Each line containing the word "אסבר" must be reported.

**Data excerpts**
──────────

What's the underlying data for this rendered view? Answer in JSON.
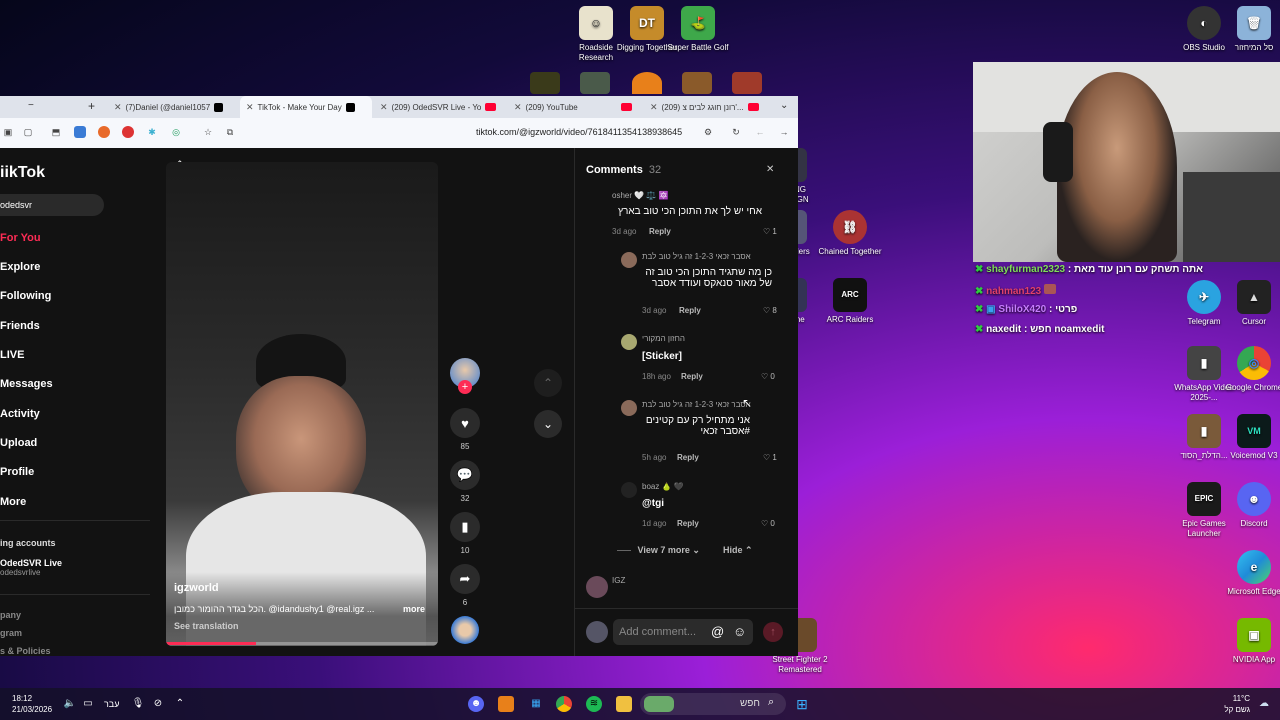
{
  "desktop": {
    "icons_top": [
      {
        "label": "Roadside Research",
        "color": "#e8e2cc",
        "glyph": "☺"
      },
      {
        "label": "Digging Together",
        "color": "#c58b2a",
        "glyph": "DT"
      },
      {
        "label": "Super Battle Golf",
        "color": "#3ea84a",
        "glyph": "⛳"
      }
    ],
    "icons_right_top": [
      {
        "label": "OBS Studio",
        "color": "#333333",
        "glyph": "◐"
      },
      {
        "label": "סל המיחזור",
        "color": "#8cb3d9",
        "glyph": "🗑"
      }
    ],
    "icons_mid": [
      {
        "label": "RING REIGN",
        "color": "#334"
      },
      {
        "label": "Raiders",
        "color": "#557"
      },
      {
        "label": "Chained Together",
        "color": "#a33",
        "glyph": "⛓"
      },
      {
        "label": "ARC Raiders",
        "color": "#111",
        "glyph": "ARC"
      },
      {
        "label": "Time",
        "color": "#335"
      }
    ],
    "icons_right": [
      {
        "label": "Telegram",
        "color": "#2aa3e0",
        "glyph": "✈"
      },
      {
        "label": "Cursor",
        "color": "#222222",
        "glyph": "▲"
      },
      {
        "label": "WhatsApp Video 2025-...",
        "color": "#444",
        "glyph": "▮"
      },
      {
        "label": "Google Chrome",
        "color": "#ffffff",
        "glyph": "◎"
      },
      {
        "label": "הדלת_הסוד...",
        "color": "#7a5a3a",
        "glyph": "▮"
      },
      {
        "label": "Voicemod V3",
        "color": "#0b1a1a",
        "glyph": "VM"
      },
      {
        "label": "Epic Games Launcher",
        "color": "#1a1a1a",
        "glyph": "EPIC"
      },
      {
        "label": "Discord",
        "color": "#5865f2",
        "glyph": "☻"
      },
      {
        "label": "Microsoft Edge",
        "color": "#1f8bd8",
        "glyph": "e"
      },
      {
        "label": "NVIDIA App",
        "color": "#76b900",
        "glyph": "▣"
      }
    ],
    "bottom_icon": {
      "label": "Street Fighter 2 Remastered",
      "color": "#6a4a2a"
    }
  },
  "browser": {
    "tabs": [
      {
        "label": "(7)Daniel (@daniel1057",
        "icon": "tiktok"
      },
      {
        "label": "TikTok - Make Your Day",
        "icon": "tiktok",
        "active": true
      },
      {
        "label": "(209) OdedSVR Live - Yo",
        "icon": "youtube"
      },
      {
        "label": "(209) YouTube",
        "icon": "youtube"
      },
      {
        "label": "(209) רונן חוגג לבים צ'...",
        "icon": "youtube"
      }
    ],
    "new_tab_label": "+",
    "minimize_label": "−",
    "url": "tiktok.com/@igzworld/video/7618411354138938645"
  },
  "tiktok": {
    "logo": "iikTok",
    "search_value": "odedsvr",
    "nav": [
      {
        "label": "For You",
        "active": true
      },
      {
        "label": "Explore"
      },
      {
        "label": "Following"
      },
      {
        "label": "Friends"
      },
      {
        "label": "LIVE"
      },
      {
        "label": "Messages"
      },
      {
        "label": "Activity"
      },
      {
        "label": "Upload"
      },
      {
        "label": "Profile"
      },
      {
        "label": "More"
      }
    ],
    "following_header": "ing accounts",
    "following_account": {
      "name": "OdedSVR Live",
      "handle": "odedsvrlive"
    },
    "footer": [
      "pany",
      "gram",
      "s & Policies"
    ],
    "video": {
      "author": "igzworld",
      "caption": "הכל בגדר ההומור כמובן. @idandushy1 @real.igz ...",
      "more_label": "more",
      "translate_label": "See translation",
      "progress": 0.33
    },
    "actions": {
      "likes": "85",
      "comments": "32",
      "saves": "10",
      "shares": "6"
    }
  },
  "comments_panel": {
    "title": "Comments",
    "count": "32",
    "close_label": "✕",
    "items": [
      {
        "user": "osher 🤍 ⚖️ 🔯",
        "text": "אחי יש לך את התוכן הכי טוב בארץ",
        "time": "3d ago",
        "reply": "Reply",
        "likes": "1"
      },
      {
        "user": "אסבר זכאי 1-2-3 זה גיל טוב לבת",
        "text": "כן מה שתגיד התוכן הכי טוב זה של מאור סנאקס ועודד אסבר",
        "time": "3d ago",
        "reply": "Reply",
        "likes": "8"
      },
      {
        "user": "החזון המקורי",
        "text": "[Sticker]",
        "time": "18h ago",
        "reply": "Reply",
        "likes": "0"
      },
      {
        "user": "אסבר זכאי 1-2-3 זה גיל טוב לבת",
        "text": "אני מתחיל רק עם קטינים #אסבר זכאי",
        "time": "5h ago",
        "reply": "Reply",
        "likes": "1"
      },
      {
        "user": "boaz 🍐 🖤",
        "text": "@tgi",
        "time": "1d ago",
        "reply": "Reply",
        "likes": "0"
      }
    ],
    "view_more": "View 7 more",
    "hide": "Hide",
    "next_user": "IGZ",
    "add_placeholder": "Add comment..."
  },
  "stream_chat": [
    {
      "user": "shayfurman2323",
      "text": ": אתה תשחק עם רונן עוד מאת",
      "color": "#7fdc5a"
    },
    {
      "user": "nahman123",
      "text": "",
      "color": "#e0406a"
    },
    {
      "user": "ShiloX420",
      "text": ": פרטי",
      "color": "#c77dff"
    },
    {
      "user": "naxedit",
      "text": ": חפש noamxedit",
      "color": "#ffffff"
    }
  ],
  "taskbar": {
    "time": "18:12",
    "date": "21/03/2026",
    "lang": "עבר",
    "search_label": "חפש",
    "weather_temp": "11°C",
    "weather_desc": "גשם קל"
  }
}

──────────

**SOLUTION TO THIS TASK**
        "user": "אסבר זכאי 1-2-3 זה גיל טוב לבת",
        "text": "כן מה שתגיד התוכן הכי טוב זה של מאור סנאקס ועודד אסבר",
        "user": "אסבר זכאי 1-2-3 זה גיל טוב לבת",
        "text": "אני מתחיל רק עם קטינים #אסבר זכאי",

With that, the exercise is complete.